Records from a collection of figures
- - - - - - -
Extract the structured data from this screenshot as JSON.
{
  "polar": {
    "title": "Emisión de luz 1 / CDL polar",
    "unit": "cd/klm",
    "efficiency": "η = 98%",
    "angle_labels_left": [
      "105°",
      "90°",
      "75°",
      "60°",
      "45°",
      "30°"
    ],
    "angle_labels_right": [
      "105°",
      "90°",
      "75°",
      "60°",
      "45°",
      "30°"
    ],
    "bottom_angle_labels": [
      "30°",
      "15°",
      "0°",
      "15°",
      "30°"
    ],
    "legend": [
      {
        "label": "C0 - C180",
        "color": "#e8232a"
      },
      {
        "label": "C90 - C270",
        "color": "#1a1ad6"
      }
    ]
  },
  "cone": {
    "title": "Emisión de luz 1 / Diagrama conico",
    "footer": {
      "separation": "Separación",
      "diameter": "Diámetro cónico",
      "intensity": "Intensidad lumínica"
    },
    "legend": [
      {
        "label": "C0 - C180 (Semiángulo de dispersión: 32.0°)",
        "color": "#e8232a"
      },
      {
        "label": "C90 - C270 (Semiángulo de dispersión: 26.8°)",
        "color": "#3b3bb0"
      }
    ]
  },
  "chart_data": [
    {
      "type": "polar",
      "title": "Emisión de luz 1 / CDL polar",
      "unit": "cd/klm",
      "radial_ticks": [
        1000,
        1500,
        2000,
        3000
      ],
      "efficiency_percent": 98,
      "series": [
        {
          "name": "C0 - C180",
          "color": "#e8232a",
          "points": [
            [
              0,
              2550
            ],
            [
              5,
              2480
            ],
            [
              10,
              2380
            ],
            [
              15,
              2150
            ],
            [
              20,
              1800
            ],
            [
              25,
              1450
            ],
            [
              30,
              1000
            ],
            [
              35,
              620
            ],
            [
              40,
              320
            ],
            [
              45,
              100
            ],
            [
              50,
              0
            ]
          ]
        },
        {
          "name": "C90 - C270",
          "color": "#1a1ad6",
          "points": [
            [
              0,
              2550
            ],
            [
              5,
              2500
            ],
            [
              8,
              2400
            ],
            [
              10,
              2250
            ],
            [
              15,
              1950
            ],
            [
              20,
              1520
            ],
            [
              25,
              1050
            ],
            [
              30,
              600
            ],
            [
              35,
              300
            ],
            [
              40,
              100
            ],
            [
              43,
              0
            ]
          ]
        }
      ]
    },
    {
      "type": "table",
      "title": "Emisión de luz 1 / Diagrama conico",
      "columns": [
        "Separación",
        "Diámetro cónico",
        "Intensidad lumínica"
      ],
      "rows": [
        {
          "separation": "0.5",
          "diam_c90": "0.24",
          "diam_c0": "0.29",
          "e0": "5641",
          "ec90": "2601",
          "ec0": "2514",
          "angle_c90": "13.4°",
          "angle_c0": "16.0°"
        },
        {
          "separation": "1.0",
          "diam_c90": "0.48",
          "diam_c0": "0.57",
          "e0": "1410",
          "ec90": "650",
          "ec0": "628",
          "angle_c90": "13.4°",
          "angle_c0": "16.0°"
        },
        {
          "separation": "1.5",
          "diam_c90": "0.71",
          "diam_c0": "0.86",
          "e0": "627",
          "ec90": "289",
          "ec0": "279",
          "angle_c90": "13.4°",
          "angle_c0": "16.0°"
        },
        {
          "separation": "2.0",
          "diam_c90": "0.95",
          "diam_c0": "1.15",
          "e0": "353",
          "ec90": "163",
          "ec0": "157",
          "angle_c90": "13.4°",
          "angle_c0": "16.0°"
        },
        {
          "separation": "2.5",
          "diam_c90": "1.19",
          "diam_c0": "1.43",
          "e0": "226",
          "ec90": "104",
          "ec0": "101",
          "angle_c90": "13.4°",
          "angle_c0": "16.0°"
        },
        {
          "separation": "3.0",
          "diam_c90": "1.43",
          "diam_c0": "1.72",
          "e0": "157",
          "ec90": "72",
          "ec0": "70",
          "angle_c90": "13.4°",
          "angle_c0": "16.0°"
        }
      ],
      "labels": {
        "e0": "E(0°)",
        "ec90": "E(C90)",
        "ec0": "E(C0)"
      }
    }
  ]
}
- - - - - - -
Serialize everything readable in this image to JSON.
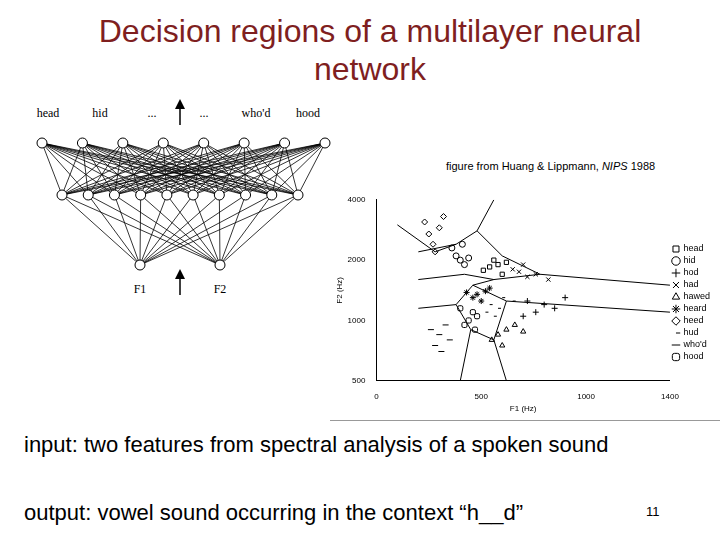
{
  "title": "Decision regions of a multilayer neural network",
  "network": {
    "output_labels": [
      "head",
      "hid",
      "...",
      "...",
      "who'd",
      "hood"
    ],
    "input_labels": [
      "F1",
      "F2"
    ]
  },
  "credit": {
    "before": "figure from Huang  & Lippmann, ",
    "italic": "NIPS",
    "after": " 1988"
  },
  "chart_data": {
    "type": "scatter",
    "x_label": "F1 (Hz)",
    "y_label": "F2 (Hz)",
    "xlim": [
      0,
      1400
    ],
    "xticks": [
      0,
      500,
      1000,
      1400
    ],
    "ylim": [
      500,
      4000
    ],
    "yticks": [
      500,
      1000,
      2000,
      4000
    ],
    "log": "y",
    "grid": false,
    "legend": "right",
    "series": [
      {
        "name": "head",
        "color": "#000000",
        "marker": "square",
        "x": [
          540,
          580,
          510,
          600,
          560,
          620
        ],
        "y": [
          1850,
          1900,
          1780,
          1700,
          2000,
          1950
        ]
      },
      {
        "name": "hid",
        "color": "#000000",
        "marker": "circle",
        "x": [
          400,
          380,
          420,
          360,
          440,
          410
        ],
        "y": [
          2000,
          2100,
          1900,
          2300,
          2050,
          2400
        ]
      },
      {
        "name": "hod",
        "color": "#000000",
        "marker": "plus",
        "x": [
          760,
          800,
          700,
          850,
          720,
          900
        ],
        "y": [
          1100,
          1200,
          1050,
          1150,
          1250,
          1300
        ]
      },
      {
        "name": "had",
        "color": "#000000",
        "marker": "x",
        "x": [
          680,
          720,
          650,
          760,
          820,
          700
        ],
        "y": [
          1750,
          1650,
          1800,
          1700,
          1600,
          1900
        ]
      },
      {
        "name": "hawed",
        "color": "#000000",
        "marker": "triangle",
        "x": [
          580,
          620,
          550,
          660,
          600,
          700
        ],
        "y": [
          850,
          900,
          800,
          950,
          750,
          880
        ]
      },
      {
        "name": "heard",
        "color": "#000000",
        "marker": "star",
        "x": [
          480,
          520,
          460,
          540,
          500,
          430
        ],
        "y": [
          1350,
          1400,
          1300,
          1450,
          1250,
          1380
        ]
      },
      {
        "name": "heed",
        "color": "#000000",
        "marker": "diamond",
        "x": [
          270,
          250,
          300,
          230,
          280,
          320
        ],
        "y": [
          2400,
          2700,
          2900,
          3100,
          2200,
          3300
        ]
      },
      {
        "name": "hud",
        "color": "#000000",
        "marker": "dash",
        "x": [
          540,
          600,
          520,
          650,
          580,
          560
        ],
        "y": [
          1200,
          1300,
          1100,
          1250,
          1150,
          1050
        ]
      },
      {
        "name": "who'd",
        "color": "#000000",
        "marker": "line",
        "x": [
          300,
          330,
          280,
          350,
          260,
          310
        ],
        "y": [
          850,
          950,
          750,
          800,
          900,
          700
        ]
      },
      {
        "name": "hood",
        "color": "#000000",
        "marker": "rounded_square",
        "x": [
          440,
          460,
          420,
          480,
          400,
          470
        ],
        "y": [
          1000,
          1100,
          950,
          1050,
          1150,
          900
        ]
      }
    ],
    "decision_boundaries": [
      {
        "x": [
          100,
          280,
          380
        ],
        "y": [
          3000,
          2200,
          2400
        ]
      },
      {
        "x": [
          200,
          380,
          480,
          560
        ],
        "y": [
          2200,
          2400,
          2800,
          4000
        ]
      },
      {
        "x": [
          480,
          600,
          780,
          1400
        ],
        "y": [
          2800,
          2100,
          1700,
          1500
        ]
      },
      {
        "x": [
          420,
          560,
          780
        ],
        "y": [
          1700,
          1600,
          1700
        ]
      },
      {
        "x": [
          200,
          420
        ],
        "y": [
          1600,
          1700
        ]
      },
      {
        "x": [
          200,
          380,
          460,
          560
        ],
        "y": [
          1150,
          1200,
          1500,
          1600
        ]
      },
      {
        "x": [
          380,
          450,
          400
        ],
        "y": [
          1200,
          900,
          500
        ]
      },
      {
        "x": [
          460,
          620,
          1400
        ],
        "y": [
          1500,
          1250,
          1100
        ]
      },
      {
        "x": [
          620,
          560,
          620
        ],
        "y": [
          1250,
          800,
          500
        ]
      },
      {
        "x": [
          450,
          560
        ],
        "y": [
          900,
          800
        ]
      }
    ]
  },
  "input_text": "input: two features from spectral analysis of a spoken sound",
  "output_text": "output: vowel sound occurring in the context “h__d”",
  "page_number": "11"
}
- - - - - - -
Stated exercise:
Above are records; say how many of their lines contain the word "cónico", giving only the number.

Correct response:
2